### PROBLEM DETAILS:
Every line with the string "used" should be gathered.

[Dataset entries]
══════
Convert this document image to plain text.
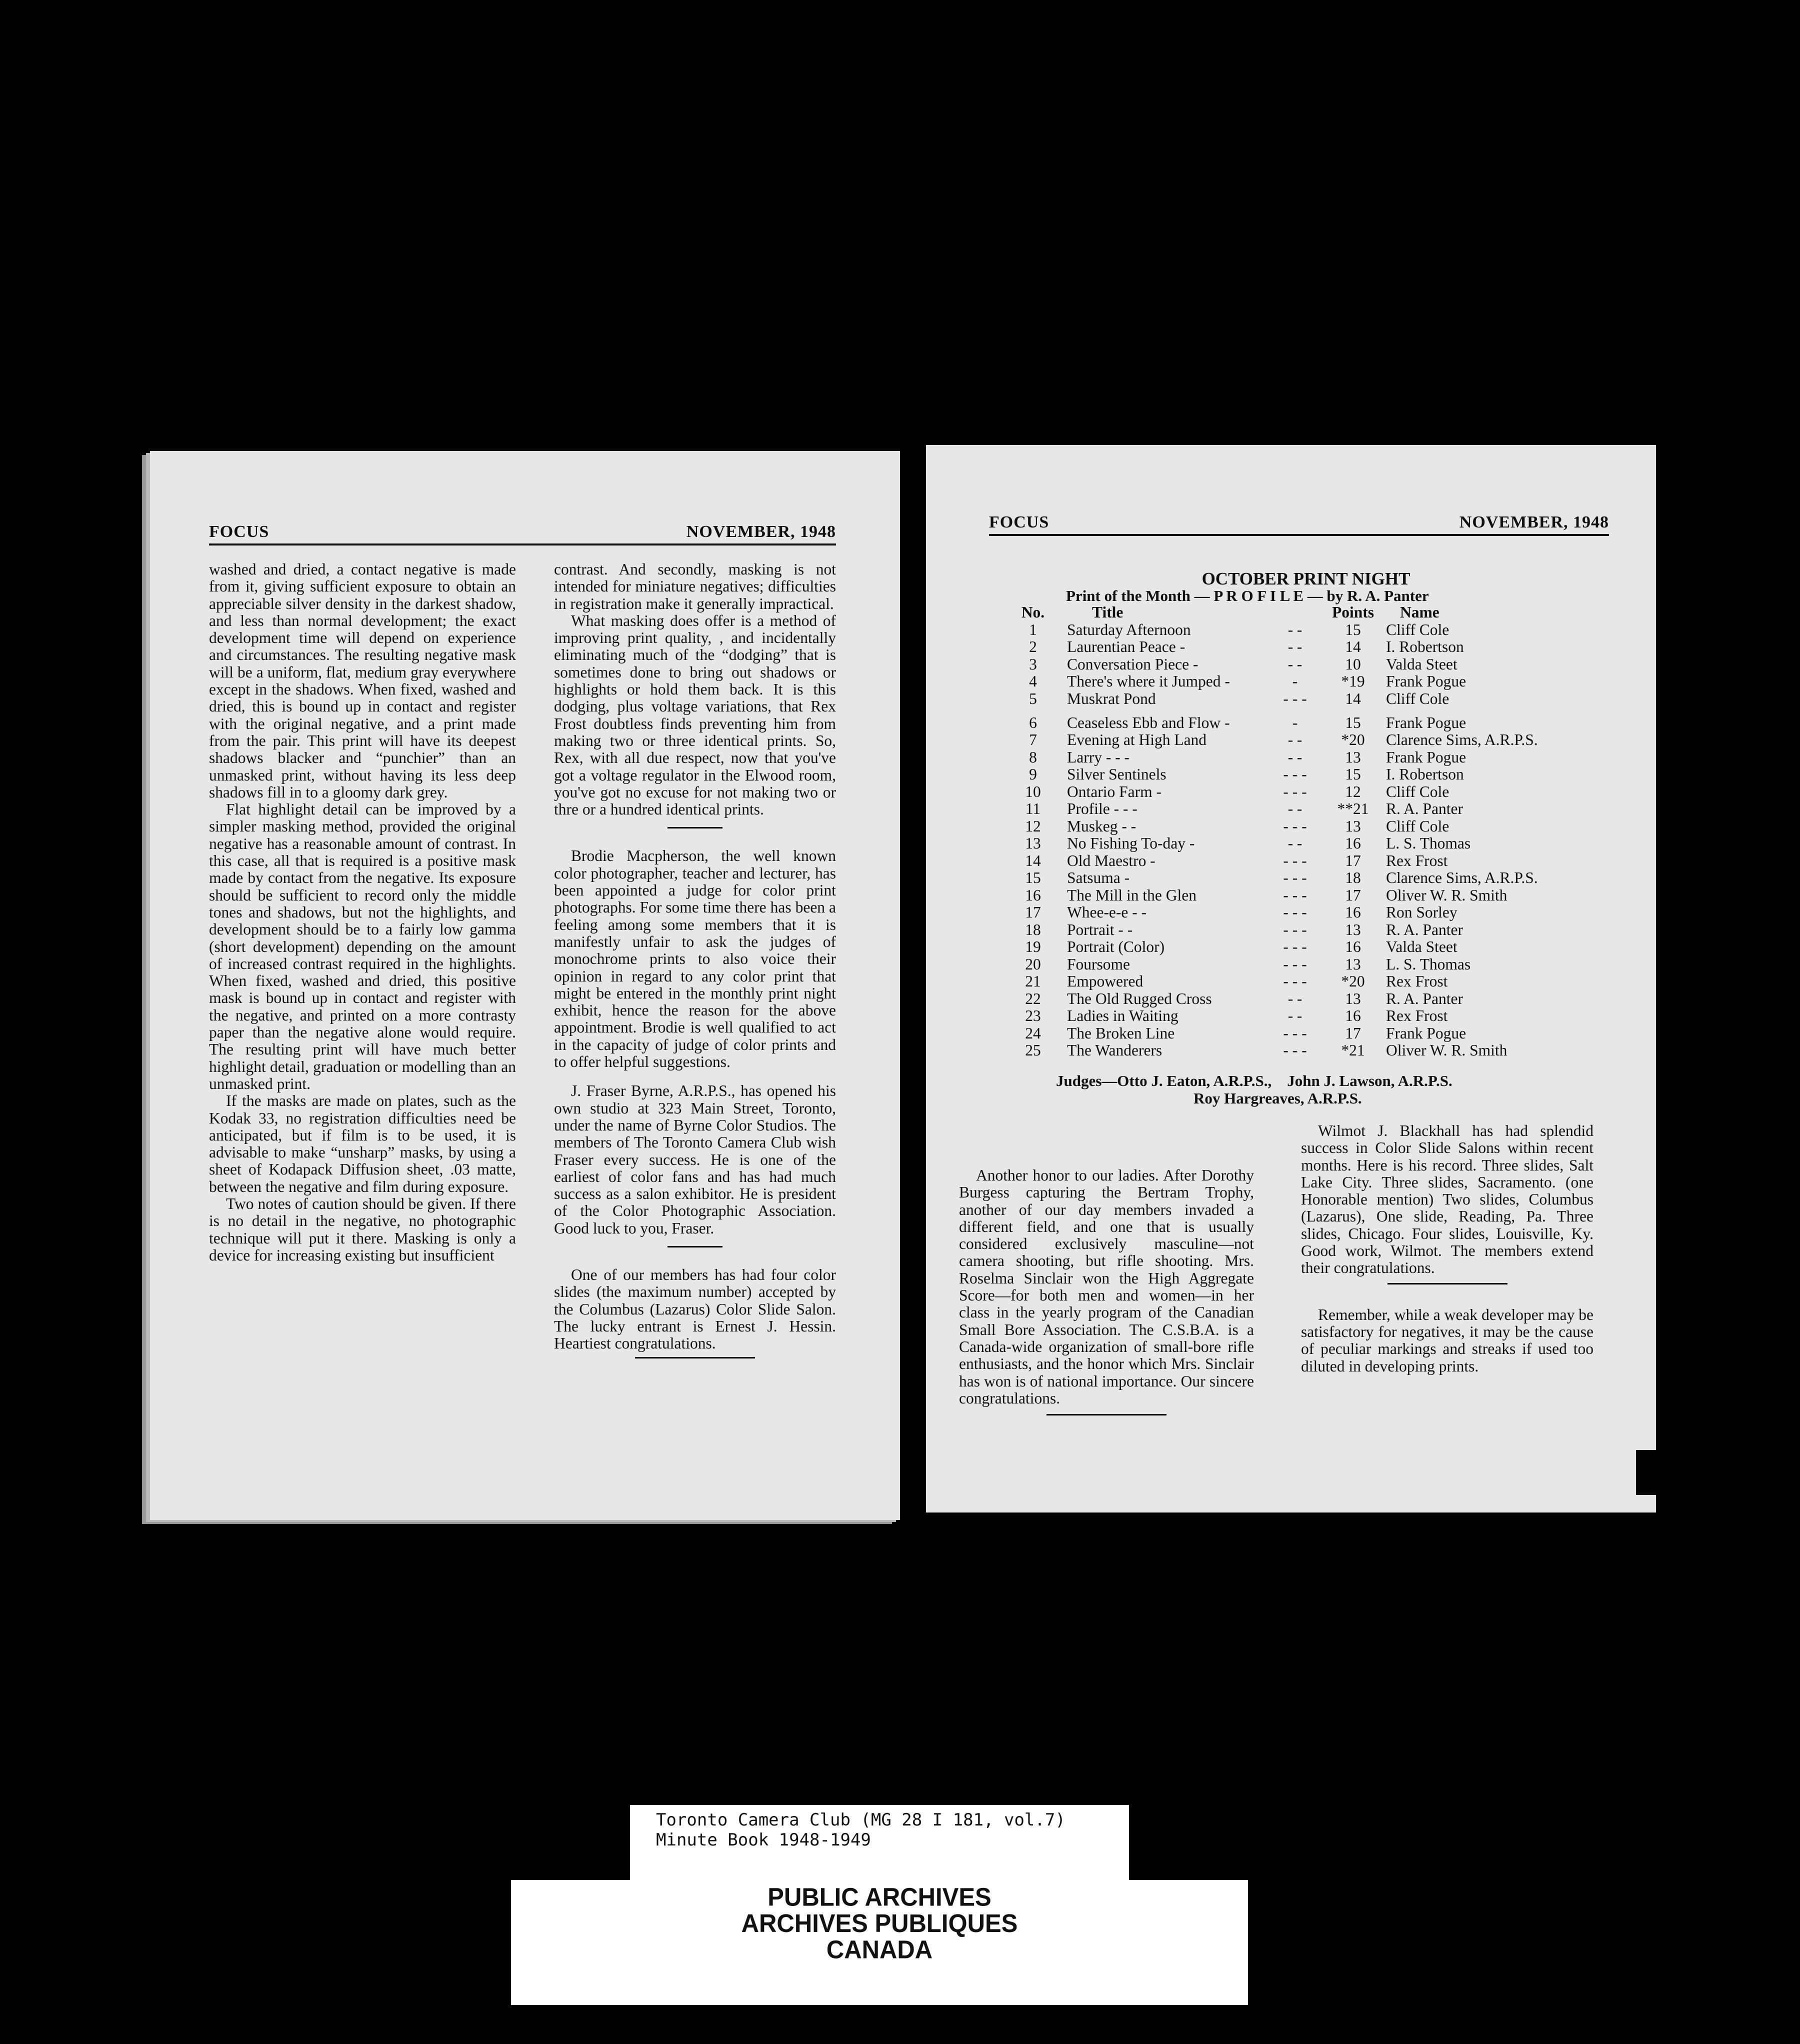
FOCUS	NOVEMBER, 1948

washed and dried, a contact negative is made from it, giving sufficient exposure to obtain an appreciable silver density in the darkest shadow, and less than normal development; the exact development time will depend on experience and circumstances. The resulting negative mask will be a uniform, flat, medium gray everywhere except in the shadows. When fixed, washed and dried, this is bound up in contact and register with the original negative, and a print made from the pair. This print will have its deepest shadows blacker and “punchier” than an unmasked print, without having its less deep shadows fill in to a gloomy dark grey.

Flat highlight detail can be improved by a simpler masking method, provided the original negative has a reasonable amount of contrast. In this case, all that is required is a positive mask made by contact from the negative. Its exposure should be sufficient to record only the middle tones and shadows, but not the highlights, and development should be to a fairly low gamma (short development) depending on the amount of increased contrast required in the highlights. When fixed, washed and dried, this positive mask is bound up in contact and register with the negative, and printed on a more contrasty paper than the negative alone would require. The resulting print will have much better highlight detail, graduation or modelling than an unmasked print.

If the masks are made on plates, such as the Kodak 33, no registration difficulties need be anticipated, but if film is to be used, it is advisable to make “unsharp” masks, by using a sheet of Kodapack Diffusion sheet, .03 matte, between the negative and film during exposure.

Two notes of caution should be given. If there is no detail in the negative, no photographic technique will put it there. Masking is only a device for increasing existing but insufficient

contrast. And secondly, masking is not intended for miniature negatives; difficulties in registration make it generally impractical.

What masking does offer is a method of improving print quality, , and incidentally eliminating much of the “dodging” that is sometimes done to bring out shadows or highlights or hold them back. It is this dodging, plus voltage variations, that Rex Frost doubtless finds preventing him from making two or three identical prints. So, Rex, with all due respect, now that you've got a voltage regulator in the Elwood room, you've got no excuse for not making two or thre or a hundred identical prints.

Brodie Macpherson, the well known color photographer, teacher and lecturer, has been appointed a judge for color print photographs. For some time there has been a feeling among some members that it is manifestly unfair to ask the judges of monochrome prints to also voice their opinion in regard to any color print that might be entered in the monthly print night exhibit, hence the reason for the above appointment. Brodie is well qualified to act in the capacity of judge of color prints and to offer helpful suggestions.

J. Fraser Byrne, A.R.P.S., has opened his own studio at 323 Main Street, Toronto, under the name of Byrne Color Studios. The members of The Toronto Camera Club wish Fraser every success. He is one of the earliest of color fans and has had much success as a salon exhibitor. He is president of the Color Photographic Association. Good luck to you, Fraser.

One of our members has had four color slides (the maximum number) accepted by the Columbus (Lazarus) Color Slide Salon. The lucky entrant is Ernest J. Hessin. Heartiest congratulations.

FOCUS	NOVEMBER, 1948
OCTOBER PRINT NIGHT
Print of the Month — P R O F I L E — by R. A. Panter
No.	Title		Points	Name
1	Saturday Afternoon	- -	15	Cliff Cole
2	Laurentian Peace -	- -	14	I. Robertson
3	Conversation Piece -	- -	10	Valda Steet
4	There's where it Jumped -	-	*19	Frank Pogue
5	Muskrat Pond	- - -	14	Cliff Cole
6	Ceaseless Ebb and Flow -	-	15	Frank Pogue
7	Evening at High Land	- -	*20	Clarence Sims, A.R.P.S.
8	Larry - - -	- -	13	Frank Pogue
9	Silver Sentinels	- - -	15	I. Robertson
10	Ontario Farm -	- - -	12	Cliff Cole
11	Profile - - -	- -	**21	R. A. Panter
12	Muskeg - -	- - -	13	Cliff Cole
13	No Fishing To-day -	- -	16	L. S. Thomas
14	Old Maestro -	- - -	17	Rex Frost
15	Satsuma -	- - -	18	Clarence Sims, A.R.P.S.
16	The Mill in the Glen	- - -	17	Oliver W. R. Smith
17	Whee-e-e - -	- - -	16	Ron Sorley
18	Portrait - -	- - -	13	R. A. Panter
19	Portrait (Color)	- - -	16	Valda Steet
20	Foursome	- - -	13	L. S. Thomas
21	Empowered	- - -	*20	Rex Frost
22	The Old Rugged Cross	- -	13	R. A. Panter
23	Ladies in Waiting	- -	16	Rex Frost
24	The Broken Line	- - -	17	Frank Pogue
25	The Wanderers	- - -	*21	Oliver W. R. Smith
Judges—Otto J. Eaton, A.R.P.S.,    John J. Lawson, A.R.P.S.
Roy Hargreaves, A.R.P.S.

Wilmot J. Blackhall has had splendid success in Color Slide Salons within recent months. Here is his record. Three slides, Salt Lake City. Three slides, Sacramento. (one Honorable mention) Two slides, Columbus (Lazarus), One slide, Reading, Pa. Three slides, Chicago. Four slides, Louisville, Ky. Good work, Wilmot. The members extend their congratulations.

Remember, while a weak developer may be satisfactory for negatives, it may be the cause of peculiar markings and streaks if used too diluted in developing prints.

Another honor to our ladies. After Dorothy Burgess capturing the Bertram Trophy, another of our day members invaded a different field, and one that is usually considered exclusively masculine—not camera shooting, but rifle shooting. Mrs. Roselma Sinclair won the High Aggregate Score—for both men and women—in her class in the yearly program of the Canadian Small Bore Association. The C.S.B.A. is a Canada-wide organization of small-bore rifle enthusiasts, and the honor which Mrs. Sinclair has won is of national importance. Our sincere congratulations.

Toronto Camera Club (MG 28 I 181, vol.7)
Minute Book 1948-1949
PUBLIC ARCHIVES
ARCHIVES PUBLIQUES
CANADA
══════
### OUTPUT FOR THIS TASK:
If the masks are made on plates, such as the Kodak 33, no registration difficulties need be anticipated, but if film is to be used, it is advisable to make “unsharp” masks, by using a sheet of Kodapack Diffusion sheet, .03 matte, between the negative and film during exposure.
Remember, while a weak developer may be satisfactory for negatives, it may be the cause of peculiar markings and streaks if used too diluted in developing prints.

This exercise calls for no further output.